[START EXTRACT TO READ]
Against this background, the aim of this paper is to answer three questions: What is meant by the “social constitution of nature”? What do we see when we look at city nature from a constructionist point of view? What are the challenges posed by a constructionist viewpoint for urban ecology? In order to answer these questions, we will proceed in three steps. First, we will briefly outline the theoretical background of the constructionist perspective. In the second step, we aim to empirically show that there is not only one city nature. Presenting preliminary results from an ongoing research project on temporary uses of open green space in the city of Berlin, we will identify a number of everyday representations of nature which surface in the arguments and conflicts about the question of how urban space should be used. Finally, we discuss the challenges of a constructionist perspective for the field of urban ecology.

12.2 Nature from a Constructionist Perspective

In an early paper on “constructed natures”, geographer Michael Flitner writes

All [theoretical] perspectives which draw upon the construction of nature share the opinion that the access to the dominion of what is commonly regarded as nature (in contrast to culture or society) is problematic or precarious. Every perception, thought, expression, or action in relation to nature (…) is said to be mediated, is said to be based on a construction. Formulated pointedly in the words of [Donna] Haraway (1992: 296): “Nature cannot exist prior to its construction” (Flitner 1998; transl. JL).

In the course of his paper, Flitner distinguishes four approaches which act on the assumption that nature is constructed (ibid.). We will not elaborate on these approaches in detail, but we will rather work out, by means of a simplification to heuristic ends, the basic theoretical assumptions of constructionist social theory.

Generally speaking, social constructionism claims that “for society, the world exists only in so far as it has been ascribed a specific meaning by society on the basis of the latter’s symbolic orders (…)” (Reckwitz 2000). Put differently, reality is not regarded as pre-given, i.e. given independently from social structures or agency, but as constituted by signifying practices, which in turn are based on socially and culturally specific symbolic orders. What is experienced as reality is thus inevitably shaped by the way it is constituted in processes of sense making by social actors and interpreted by them according to their worldviews.

Having said that, constructionist arguments do not apply solely to the individual or subjective level in the sense of everybody constructing their own worlds. On the contrary, they are especially valid for the inter-subjective level of social life, i.e. for socially shared meanings and for culturally specific patterns of interpreting and experiencing reality that we have learned in the course of our lives and that we usually do not put in question but rather take for granted. In light of the above discussion, the aim of a constructionist analysis is to challenge taken-for-granted assumptions and to excavate the symbolic orders, interpretive schemes, semantics, and cultural models by which reality is constituted by social groups and individuals (e.g. Reckwitz 2000; Eickelpasch 1997).

Coming back to the social construction of nature more specifically, it can be argued that, like reality, nature is not simply given, but is powerfully shaped by the human imagination. It has to be made sense of, and “is unavoidably filtered through the categories, technologies, and conventions of human representation (…)” (Whatmore 2005). Our representations of nature do not mirror an objective or universally valid knowledge about the role, function, or “essence” of nature but are, on the contrary, dependent on culture-specific knowledge systems. These knowledge systems are changing over time because they are subject to a certain form of zeitgeist. They also vary, however, at a given time since “there are many incompatible ways of seeing the same natural phenomenon, event, or environment” (Whatmore 2005).
[END EXTRACT TO READ]
[START MATERIAL PROVIDED]
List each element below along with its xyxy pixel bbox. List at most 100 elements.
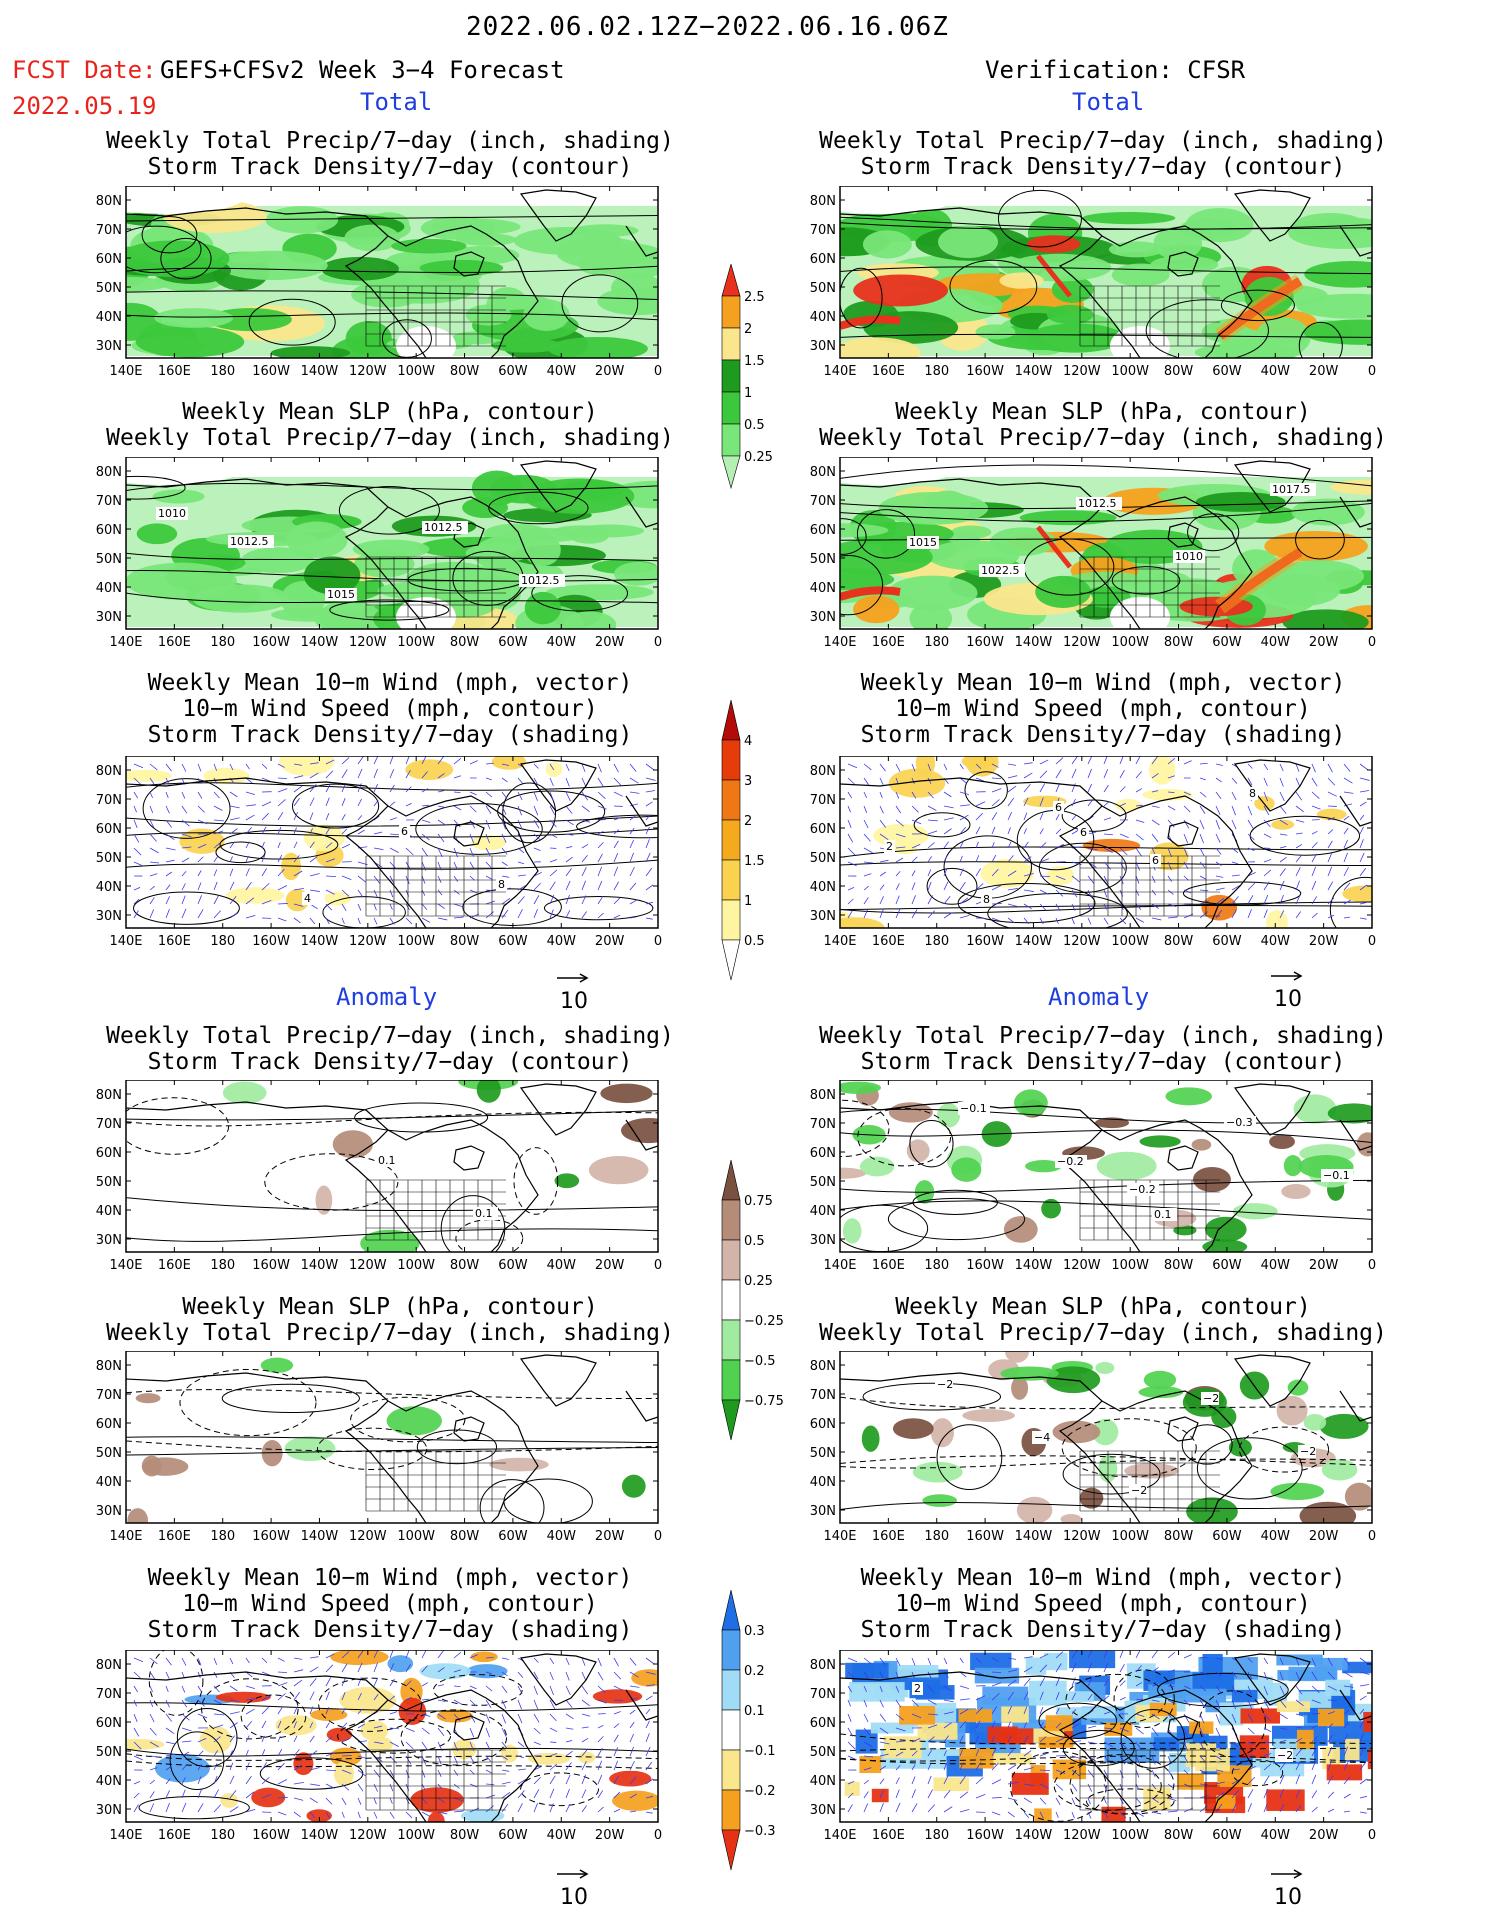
[END MATERIAL PROVIDED]
(YOUR GOAL):
Please copy the part of the passage on the social construction of nature that opens with "All [theoretical] perspectives" and closes with "constructionist social theory.", swapping "approaches" for "frameworks" throughout.

(COMPLETE OUTPUT):
All [theoretical] perspectives which draw upon the construction of nature share the opinion that the access to the dominion of what is commonly regarded as nature (in contrast to culture or society) is problematic or precarious. Every perception, thought, expression, or action in relation to nature (…) is said to be mediated, is said to be based on a construction. Formulated pointedly in the words of [Donna] Haraway (1992: 296): “Nature cannot exist prior to its construction” (Flitner 1998; transl. JL).

In the course of his paper, Flitner distinguishes four frameworks which act on the assumption that nature is constructed (ibid.). We will not elaborate on these frameworks in detail, but we will rather work out, by means of a simplification to heuristic ends, the basic theoretical assumptions of constructionist social theory.